El 4 de setiembre celebramos un nuevo aniversario de la Pascua del Pbro. Padre Cacho, acaecida en 1992. Nació en Montevideo el 15 de mayo de 1929 y en 1959 fue ordenado presbítero, salesiano de don Bosco. Se desempeñó como docente en colegios salesianos de Montevideo y Paysandú y acompañando jóvenes y familias, que aun se emocionan al nombrarlo. Escribe la comunidad Memoria Viva.
En 1973, fue designado por el obispo de Salto en el exilio, Mons. M. Mendiharat, primer asesor diocesano de Pastoral Juvenil. Cacho estimuló en los jóvenes el desarrollo de una fe comprometida con la realidad y la capacidad de descubrir a Dios en los rostros de los más necesitados.
Dos años después, sintiendo el fuerte llamado a compartir la vida con los pobres, con otros dos salesianos A. Carcabelos y E. Landa, iniciaron en una casilla de un barrio pobre de Rivera la experiencia de compartir la vida cotidiana con los vecinos, pero pasado un tiempo la presencia fue discontinuada. Cacho y Carcabelos siguieron buscando, esta vez fuera de la congregación, una forma de vivir lo que sentían era la voluntad de Dios, a la que no podían resistirse.

_ _ _ _

**Consigna escrita 1**. ¿Cómo se traduce al inglés esta oración del texto sobre el Padre Cacho: "Nació en Montevideo el 15 de mayo de 1929 y en 1959 fue ordenado presbítero, salesiano de don Bosco."?
**Consigna escrita 2**. Según el texto sobre el Padre Cacho, ¿quién lo designó en 1973 primer asesor diocesano de Pastoral Juvenil?

**Datos mostrados**.
_ _ _ _

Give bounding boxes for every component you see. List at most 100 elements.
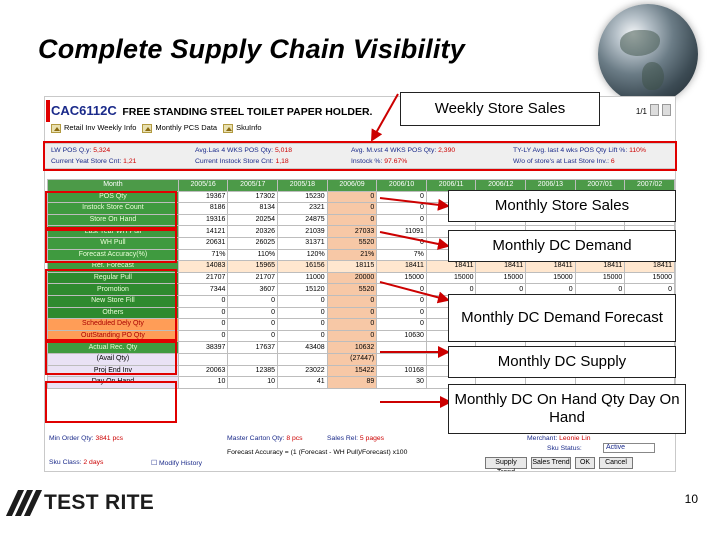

_ _ _ _

**Respuesta escrita 1**. He was born in Montevideo on May 15, 1929, and in 1959 he was ordained a priest, a Salesian of Don Bosco.

**Respuesta escrita 2**. El obispo de Salto en el exilio, Mons. M. Mendiharat.